_WRITTEN REQUEST_
Write out all the entries word for word and omit any pictures.

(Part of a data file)
────────────────
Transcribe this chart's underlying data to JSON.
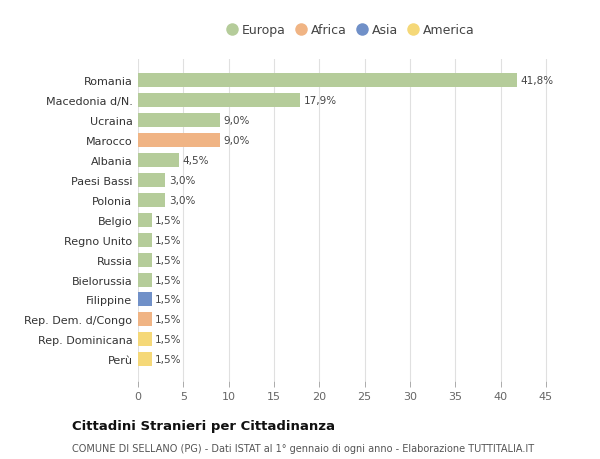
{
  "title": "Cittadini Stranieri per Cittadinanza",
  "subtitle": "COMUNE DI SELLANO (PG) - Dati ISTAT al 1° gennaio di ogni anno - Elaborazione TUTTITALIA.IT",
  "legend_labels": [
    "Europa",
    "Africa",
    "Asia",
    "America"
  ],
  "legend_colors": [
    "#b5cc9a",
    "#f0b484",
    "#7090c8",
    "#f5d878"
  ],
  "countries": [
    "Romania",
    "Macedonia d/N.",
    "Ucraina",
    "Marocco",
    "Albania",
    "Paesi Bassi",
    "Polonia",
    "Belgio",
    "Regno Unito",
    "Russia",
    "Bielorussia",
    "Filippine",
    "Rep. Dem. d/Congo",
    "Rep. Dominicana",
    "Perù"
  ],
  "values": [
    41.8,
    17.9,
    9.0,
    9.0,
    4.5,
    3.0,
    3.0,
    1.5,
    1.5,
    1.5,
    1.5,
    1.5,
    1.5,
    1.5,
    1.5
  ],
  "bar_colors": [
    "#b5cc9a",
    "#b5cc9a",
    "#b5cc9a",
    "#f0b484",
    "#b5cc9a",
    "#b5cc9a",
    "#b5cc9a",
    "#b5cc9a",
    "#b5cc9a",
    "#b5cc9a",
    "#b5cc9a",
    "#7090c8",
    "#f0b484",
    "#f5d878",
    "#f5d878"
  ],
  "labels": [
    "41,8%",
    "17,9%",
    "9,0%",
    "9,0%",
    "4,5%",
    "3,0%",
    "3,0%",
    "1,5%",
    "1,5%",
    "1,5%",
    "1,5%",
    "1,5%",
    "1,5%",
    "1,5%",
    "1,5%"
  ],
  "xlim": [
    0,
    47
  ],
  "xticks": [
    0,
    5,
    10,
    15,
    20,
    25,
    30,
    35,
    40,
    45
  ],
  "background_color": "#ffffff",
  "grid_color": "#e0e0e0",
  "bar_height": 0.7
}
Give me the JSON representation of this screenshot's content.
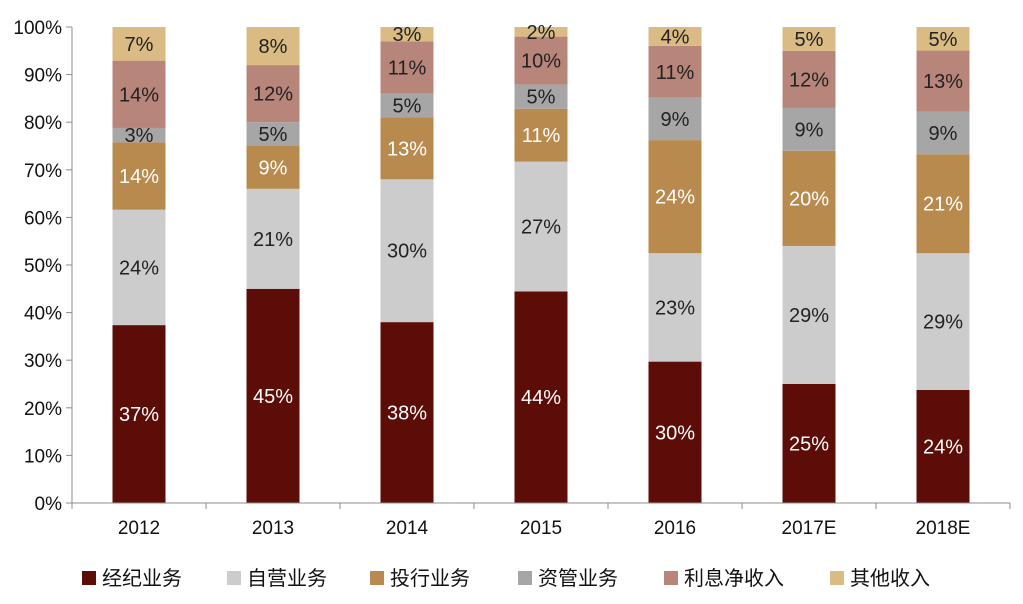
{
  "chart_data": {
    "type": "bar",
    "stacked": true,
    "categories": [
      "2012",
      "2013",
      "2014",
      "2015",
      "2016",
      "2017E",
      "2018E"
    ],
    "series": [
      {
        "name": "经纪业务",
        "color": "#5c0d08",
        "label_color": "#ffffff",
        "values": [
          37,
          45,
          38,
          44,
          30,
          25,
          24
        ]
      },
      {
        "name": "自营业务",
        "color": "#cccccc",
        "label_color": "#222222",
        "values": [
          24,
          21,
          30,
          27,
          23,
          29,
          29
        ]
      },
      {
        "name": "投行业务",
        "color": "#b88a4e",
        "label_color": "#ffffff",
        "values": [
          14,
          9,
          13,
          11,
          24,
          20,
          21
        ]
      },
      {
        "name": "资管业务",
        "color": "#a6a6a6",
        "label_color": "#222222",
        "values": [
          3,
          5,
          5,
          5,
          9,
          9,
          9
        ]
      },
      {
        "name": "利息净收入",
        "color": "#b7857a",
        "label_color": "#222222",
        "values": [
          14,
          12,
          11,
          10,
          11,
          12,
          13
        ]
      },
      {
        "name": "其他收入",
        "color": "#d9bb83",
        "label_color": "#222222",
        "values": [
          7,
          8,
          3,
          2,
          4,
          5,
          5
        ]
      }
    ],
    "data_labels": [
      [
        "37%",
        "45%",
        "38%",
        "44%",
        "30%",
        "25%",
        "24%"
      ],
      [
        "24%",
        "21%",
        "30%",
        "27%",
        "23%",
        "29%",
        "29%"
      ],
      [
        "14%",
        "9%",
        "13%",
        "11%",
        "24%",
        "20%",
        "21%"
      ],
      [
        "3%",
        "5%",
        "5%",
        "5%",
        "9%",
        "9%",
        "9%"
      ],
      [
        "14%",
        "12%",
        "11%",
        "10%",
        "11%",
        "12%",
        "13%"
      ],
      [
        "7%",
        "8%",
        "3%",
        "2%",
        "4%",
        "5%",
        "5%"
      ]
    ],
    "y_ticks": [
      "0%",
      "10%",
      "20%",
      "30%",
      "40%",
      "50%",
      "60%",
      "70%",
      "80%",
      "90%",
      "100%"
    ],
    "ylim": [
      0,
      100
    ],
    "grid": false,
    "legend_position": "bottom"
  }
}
────────────────
_IN RESPONSE_
Transcribe this chart's underlying data to JSON.
{
  "title": "Cittadini Stranieri per Cittadinanza",
  "subtitle": "COMUNE DI SELLANO (PG) - Dati ISTAT al 1° gennaio di ogni anno - Elaborazione TUTTITALIA.IT",
  "legend_labels": [
    "Europa",
    "Africa",
    "Asia",
    "America"
  ],
  "legend_colors": [
    "#b5cc9a",
    "#f0b484",
    "#7090c8",
    "#f5d878"
  ],
  "countries": [
    "Romania",
    "Macedonia d/N.",
    "Ucraina",
    "Marocco",
    "Albania",
    "Paesi Bassi",
    "Polonia",
    "Belgio",
    "Regno Unito",
    "Russia",
    "Bielorussia",
    "Filippine",
    "Rep. Dem. d/Congo",
    "Rep. Dominicana",
    "Perù"
  ],
  "values": [
    41.8,
    17.9,
    9.0,
    9.0,
    4.5,
    3.0,
    3.0,
    1.5,
    1.5,
    1.5,
    1.5,
    1.5,
    1.5,
    1.5,
    1.5
  ],
  "bar_colors": [
    "#b5cc9a",
    "#b5cc9a",
    "#b5cc9a",
    "#f0b484",
    "#b5cc9a",
    "#b5cc9a",
    "#b5cc9a",
    "#b5cc9a",
    "#b5cc9a",
    "#b5cc9a",
    "#b5cc9a",
    "#7090c8",
    "#f0b484",
    "#f5d878",
    "#f5d878"
  ],
  "labels": [
    "41,8%",
    "17,9%",
    "9,0%",
    "9,0%",
    "4,5%",
    "3,0%",
    "3,0%",
    "1,5%",
    "1,5%",
    "1,5%",
    "1,5%",
    "1,5%",
    "1,5%",
    "1,5%",
    "1,5%"
  ],
  "xlim": [
    0,
    47
  ],
  "xticks": [
    0,
    5,
    10,
    15,
    20,
    25,
    30,
    35,
    40,
    45
  ],
  "background_color": "#ffffff",
  "grid_color": "#e0e0e0",
  "bar_height": 0.7
}
Give me the JSON representation of this screenshot's content.
{
  "chart_data": {
    "type": "bar",
    "stacked": true,
    "categories": [
      "2012",
      "2013",
      "2014",
      "2015",
      "2016",
      "2017E",
      "2018E"
    ],
    "series": [
      {
        "name": "经纪业务",
        "color": "#5c0d08",
        "label_color": "#ffffff",
        "values": [
          37,
          45,
          38,
          44,
          30,
          25,
          24
        ]
      },
      {
        "name": "自营业务",
        "color": "#cccccc",
        "label_color": "#222222",
        "values": [
          24,
          21,
          30,
          27,
          23,
          29,
          29
        ]
      },
      {
        "name": "投行业务",
        "color": "#b88a4e",
        "label_color": "#ffffff",
        "values": [
          14,
          9,
          13,
          11,
          24,
          20,
          21
        ]
      },
      {
        "name": "资管业务",
        "color": "#a6a6a6",
        "label_color": "#222222",
        "values": [
          3,
          5,
          5,
          5,
          9,
          9,
          9
        ]
      },
      {
        "name": "利息净收入",
        "color": "#b7857a",
        "label_color": "#222222",
        "values": [
          14,
          12,
          11,
          10,
          11,
          12,
          13
        ]
      },
      {
        "name": "其他收入",
        "color": "#d9bb83",
        "label_color": "#222222",
        "values": [
          7,
          8,
          3,
          2,
          4,
          5,
          5
        ]
      }
    ],
    "data_labels": [
      [
        "37%",
        "45%",
        "38%",
        "44%",
        "30%",
        "25%",
        "24%"
      ],
      [
        "24%",
        "21%",
        "30%",
        "27%",
        "23%",
        "29%",
        "29%"
      ],
      [
        "14%",
        "9%",
        "13%",
        "11%",
        "24%",
        "20%",
        "21%"
      ],
      [
        "3%",
        "5%",
        "5%",
        "5%",
        "9%",
        "9%",
        "9%"
      ],
      [
        "14%",
        "12%",
        "11%",
        "10%",
        "11%",
        "12%",
        "13%"
      ],
      [
        "7%",
        "8%",
        "3%",
        "2%",
        "4%",
        "5%",
        "5%"
      ]
    ],
    "y_ticks": [
      "0%",
      "10%",
      "20%",
      "30%",
      "40%",
      "50%",
      "60%",
      "70%",
      "80%",
      "90%",
      "100%"
    ],
    "ylim": [
      0,
      100
    ],
    "grid": false,
    "legend_position": "bottom"
  }
}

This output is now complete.